→ **Task to complete**:
Go through the listing and copy every line word for word.

(Records contained in a dataset)

+-------+

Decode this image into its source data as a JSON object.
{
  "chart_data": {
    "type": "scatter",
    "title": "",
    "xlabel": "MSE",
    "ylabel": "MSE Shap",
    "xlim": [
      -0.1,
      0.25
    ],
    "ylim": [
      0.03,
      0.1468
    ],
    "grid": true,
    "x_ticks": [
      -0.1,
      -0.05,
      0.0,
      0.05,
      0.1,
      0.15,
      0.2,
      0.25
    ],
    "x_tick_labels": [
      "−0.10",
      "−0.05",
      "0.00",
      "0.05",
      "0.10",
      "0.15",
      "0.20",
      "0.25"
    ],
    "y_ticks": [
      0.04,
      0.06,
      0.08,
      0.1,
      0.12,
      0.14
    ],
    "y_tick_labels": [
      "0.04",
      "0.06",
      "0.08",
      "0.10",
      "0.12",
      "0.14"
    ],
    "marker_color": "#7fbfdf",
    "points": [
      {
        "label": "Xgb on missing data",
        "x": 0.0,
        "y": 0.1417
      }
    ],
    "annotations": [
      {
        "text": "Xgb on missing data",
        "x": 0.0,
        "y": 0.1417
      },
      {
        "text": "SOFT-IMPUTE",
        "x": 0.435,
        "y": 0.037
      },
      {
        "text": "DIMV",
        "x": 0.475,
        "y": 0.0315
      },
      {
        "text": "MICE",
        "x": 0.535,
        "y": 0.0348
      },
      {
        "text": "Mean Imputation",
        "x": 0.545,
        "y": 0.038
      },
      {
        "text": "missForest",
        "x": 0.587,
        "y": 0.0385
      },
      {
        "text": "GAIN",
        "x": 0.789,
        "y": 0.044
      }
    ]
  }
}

+-------+

→ **Response to the exercise**:
Decode this image into its source data as a JSON object.
{
  "chart_data": {
    "type": "scatter",
    "title": "",
    "xlabel": "MSE",
    "ylabel": "MSE Shap",
    "xlim": [
      -0.1,
      0.25
    ],
    "ylim": [
      0.03,
      0.1468
    ],
    "grid": true,
    "x_ticks": [
      -0.1,
      -0.05,
      0.0,
      0.05,
      0.1,
      0.15,
      0.2,
      0.25
    ],
    "x_tick_labels": [
      "−0.10",
      "−0.05",
      "0.00",
      "0.05",
      "0.10",
      "0.15",
      "0.20",
      "0.25"
    ],
    "y_ticks": [
      0.04,
      0.06,
      0.08,
      0.1,
      0.12,
      0.14
    ],
    "y_tick_labels": [
      "0.04",
      "0.06",
      "0.08",
      "0.10",
      "0.12",
      "0.14"
    ],
    "marker_color": "#7fbfdf",
    "points": [
      {
        "label": "Xgb on missing data",
        "x": 0.0,
        "y": 0.1417
      }
    ],
    "annotations": [
      {
        "text": "Xgb on missing data",
        "x": 0.0,
        "y": 0.1417
      },
      {
        "text": "SOFT-IMPUTE",
        "x": 0.435,
        "y": 0.037
      },
      {
        "text": "DIMV",
        "x": 0.475,
        "y": 0.0315
      },
      {
        "text": "MICE",
        "x": 0.535,
        "y": 0.0348
      },
      {
        "text": "Mean Imputation",
        "x": 0.545,
        "y": 0.038
      },
      {
        "text": "missForest",
        "x": 0.587,
        "y": 0.0385
      },
      {
        "text": "GAIN",
        "x": 0.789,
        "y": 0.044
      }
    ]
  }
}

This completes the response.